▶ **SOURCE EXCERPT**:
· · · · ·

Did we not learn that a higher FG% does not = wins? Or any talent but being a _decent_ spot up shooter?

Delonte West is not a point guard. He cannot dribble the ball. He cannot create for his teammates. He cannot complete a simple pass that is not more than eight feet away from him. He is our second worst defender at the guard spot. 

West can shoot, boo-hoo, so could JR Bremer at half the cost. Not only that but JR could at least bring the ball up past half court before giving it to Antoine or Pierce. West cannot.

The only way West accomplishes anything in this league is if he plays with a monster inside presence, and waits behind the 3 point line to pop one up. (Derek Fisher style, except that Fisher had and still has more talent than West does.)

Oh BTW, if you are going to bring in injuries into play, would you like to mention Banks' injury that troubled him all year? With pain in his leg, he was still a better defensive and _offensive_ player (offense does not equal shooting) than West.


----------



## patrick_wandalowski (Aug 5, 2003)

I preface this statement by saying i am not comparing their abilities.

I think some posters are jumping the gun on west's performance capabilities. you have seen very little of him. don't write him off. we all remember that michael jordan's high school coach wrote him off too early.

can we end this dwest debate, at least until the regular season begins?


----------



## #1AntoineWalkerFan (Mar 10, 2005)

Gerald Green said:


> Prem I don't care about eFG% sdajhs% or even ajfilaJaejp%.




HAHAHAHHAHAHA...AAAAAAAAHAHAHHAHA...no offense prem but thats freakin hilarious


----------



## KingHandles (Mar 19, 2005)

· · · · ·

▶ **YOUR GOAL**:
Retype the part of the basketball forum thread starting at "Did we not learn" and ending at "than West does.)".

· · · · ·

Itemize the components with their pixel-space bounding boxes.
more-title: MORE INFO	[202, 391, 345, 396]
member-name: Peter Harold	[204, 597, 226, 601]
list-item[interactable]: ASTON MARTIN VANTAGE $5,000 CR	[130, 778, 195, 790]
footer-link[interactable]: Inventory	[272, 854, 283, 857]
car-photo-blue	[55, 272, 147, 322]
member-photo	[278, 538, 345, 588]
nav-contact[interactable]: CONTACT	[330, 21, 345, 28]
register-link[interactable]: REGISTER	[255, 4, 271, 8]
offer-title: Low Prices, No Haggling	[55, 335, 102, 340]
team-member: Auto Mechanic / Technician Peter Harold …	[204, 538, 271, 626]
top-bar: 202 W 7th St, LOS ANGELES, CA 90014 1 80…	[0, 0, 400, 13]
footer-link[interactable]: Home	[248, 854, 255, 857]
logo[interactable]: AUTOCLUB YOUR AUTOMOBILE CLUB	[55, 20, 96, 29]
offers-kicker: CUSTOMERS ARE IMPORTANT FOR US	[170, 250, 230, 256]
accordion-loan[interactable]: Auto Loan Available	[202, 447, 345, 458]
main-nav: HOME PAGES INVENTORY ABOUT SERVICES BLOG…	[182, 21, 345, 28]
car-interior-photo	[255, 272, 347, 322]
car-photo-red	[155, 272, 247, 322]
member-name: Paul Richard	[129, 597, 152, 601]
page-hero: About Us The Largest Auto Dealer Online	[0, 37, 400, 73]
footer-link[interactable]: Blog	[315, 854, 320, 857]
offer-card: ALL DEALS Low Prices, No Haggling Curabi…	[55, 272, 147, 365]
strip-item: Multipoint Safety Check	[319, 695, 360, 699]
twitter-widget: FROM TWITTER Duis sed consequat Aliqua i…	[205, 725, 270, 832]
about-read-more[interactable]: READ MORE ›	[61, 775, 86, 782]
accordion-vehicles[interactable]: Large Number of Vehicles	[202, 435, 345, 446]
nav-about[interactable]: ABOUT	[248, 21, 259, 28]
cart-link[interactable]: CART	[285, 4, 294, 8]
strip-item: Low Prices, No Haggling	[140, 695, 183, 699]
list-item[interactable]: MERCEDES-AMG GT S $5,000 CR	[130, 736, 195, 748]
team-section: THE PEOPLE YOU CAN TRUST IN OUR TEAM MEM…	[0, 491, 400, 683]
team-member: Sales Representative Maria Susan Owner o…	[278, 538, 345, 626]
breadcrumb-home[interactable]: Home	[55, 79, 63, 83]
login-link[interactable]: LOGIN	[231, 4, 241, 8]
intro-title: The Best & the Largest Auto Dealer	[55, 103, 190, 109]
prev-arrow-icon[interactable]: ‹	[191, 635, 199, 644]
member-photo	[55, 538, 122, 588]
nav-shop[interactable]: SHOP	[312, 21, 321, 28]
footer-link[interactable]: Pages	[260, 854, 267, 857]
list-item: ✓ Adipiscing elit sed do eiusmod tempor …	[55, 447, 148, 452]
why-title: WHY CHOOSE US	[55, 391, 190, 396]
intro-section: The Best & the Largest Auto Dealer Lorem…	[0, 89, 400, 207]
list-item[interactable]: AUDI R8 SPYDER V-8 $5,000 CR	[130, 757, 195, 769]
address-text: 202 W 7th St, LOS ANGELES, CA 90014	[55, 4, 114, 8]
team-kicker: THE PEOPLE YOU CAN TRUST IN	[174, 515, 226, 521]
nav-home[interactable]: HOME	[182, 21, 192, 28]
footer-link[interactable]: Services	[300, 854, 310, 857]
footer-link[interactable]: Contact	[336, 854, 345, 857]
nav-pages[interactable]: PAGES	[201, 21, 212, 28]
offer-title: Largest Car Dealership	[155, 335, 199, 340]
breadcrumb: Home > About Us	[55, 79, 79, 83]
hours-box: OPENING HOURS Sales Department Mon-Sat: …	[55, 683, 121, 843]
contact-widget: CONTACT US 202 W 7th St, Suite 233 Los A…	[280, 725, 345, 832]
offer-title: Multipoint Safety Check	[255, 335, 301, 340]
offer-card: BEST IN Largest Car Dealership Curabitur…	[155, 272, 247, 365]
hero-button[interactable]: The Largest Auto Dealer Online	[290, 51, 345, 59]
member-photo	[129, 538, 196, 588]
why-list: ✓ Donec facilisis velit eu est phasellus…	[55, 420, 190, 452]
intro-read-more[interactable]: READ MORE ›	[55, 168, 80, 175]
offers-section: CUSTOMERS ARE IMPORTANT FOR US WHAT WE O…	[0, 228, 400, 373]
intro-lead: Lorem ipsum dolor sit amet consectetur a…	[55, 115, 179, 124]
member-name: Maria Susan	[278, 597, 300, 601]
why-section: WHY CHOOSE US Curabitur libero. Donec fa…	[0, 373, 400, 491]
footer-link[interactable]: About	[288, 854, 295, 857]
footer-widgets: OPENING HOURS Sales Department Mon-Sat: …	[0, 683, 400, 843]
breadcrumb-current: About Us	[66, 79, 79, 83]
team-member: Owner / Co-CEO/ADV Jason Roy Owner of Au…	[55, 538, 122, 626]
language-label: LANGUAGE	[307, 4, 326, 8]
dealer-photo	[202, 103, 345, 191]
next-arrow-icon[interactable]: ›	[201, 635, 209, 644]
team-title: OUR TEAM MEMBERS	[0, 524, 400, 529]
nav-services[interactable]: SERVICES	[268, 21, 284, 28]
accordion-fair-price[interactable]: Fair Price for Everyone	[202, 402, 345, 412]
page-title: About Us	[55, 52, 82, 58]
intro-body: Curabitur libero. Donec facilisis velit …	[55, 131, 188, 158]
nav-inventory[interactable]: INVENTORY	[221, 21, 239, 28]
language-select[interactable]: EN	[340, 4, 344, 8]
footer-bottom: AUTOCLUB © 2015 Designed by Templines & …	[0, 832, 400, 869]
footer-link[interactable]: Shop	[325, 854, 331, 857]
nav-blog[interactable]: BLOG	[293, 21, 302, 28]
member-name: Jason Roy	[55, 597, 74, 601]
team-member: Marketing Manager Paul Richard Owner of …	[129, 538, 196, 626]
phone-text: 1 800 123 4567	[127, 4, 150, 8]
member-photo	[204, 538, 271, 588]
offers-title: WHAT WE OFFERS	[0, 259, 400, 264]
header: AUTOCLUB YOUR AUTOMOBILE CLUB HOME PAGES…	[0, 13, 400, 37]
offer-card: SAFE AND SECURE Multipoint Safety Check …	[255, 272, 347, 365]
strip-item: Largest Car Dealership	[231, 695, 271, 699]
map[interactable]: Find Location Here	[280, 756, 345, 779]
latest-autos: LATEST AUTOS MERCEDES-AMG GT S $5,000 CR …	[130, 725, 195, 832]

· · · · ·

▶ **WRITTEN ANSWER**:
Did we not learn that a higher FG% does not = wins? Or any talent but being a _decent_ spot up shooter?

Delonte West is not a point guard. He cannot dribble the ball. He cannot create for his teammates. He cannot complete a simple pass that is not more than eight feet away from him. He is our second worst defender at the guard spot. 

West can shoot, boo-hoo, so could JR Bremer at half the cost. Not only that but JR could at least bring the ball up past half court before giving it to Antoine or Pierce. West cannot.

The only way West accomplishes anything in this league is if he plays with a monster inside presence, and waits behind the 3 point line to pop one up. (Derek Fisher style, except that Fisher had and still has more talent than West does.)